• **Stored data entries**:
┌──

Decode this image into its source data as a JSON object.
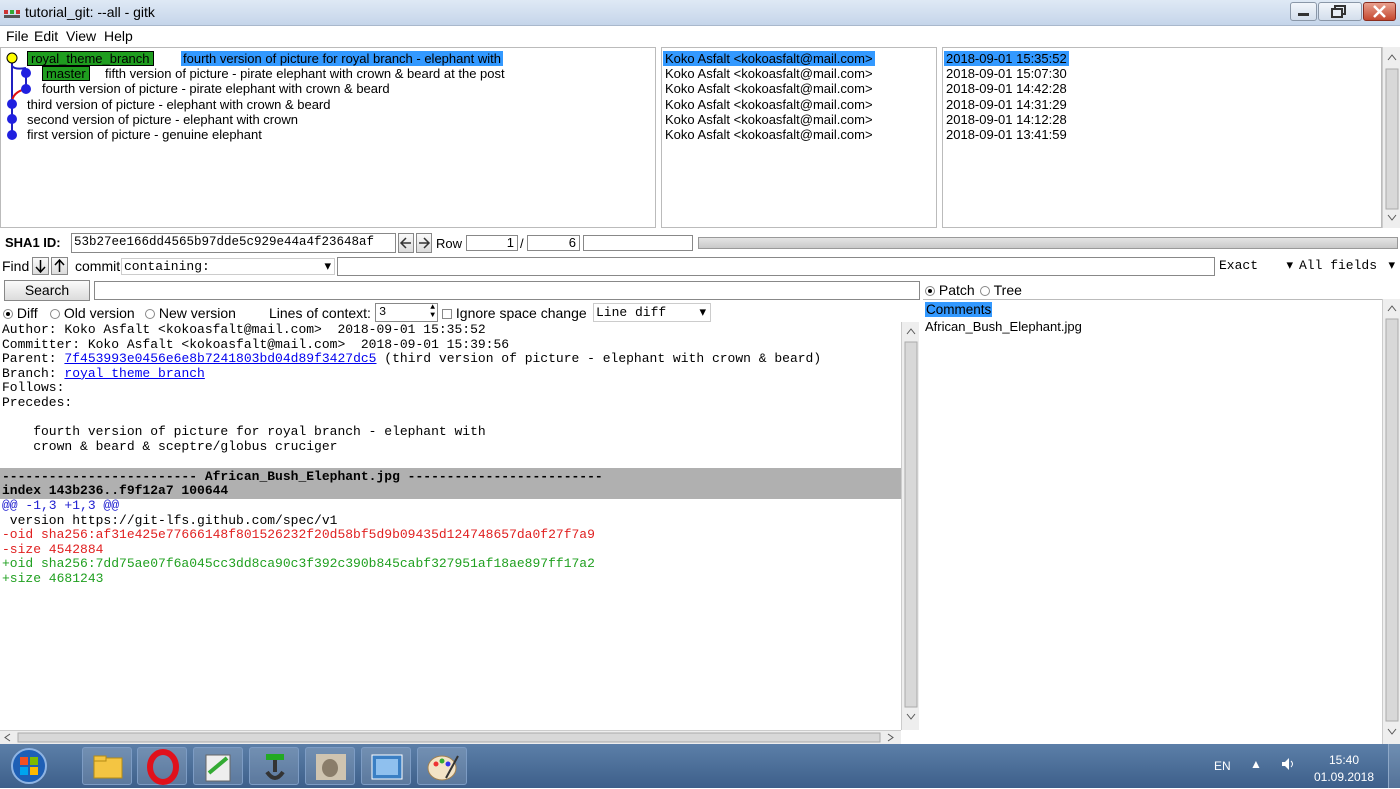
{
  "window": {
    "title": "tutorial_git: --all - gitk"
  },
  "menu": [
    "File",
    "Edit",
    "View",
    "Help"
  ],
  "commits": [
    {
      "subject": "fourth version of picture for royal branch - elephant with",
      "author": "Koko Asfalt <kokoasfalt@mail.com>",
      "date": "2018-09-01 15:35:52",
      "tag": "royal_theme_branch",
      "selected": true
    },
    {
      "subject": "fifth version of picture - pirate elephant with crown & beard at the post",
      "author": "Koko Asfalt <kokoasfalt@mail.com>",
      "date": "2018-09-01 15:07:30",
      "tag": "master"
    },
    {
      "subject": "fourth version of picture - pirate elephant with crown & beard",
      "author": "Koko Asfalt <kokoasfalt@mail.com>",
      "date": "2018-09-01 14:42:28"
    },
    {
      "subject": "third version of picture - elephant with crown & beard",
      "author": "Koko Asfalt <kokoasfalt@mail.com>",
      "date": "2018-09-01 14:31:29"
    },
    {
      "subject": "second version of picture - elephant with crown",
      "author": "Koko Asfalt <kokoasfalt@mail.com>",
      "date": "2018-09-01 14:12:28"
    },
    {
      "subject": "first version of picture - genuine elephant",
      "author": "Koko Asfalt <kokoasfalt@mail.com>",
      "date": "2018-09-01 13:41:59"
    }
  ],
  "sha": {
    "label": "SHA1 ID:",
    "value": "53b27ee166dd4565b97dde5c929e44a4f23648af",
    "row_label": "Row",
    "row_current": "1",
    "row_sep": "/",
    "row_total": "6"
  },
  "find": {
    "label": "Find",
    "commit_label": "commit",
    "containing": "containing:",
    "exact": "Exact",
    "all_fields": "All fields"
  },
  "search": {
    "button": "Search"
  },
  "diff_options": {
    "diff": "Diff",
    "old": "Old version",
    "new": "New version",
    "context_label": "Lines of context:",
    "context_value": "3",
    "ignore_space": "Ignore space change",
    "line_diff": "Line diff"
  },
  "details": {
    "author": "Author: Koko Asfalt <kokoasfalt@mail.com>  2018-09-01 15:35:52",
    "committer": "Committer: Koko Asfalt <kokoasfalt@mail.com>  2018-09-01 15:39:56",
    "parent_label": "Parent: ",
    "parent_hash": "7f453993e0456e6e8b7241803bd04d89f3427dc5",
    "parent_subject": " (third version of picture - elephant with crown & beard)",
    "branch_label": "Branch: ",
    "branch_name": "royal_theme_branch",
    "follows": "Follows:",
    "precedes": "Precedes:",
    "message1": "    fourth version of picture for royal branch - elephant with",
    "message2": "    crown & beard & sceptre/globus cruciger",
    "file_header": "------------------------- African_Bush_Elephant.jpg -------------------------",
    "index": "index 143b236..f9f12a7 100644",
    "hunk": "@@ -1,3 +1,3 @@",
    "ctx": " version https://git-lfs.github.com/spec/v1",
    "del1": "-oid sha256:af31e425e77666148f801526232f20d58bf5d9b09435d124748657da0f27f7a9",
    "del2": "-size 4542884",
    "add1": "+oid sha256:7dd75ae07f6a045cc3dd8ca90c3f392c390b845cabf327951af18ae897ff17a2",
    "add2": "+size 4681243"
  },
  "files": {
    "patch": "Patch",
    "tree": "Tree",
    "comments": "Comments",
    "file1": "African_Bush_Elephant.jpg"
  },
  "taskbar": {
    "lang": "EN",
    "time": "15:40",
    "date": "01.09.2018"
  },
  "colors": {
    "selection": "#3399ff",
    "tag": "#1f9d1f",
    "deleted": "#e02020",
    "added": "#20a020",
    "hunk": "#2020d0",
    "link": "#0000ee"
  }
}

└──

• **Written task**: From the listing above, report the number of lines containing the string "third", without any accompanying remarks.

• **Final result**: 2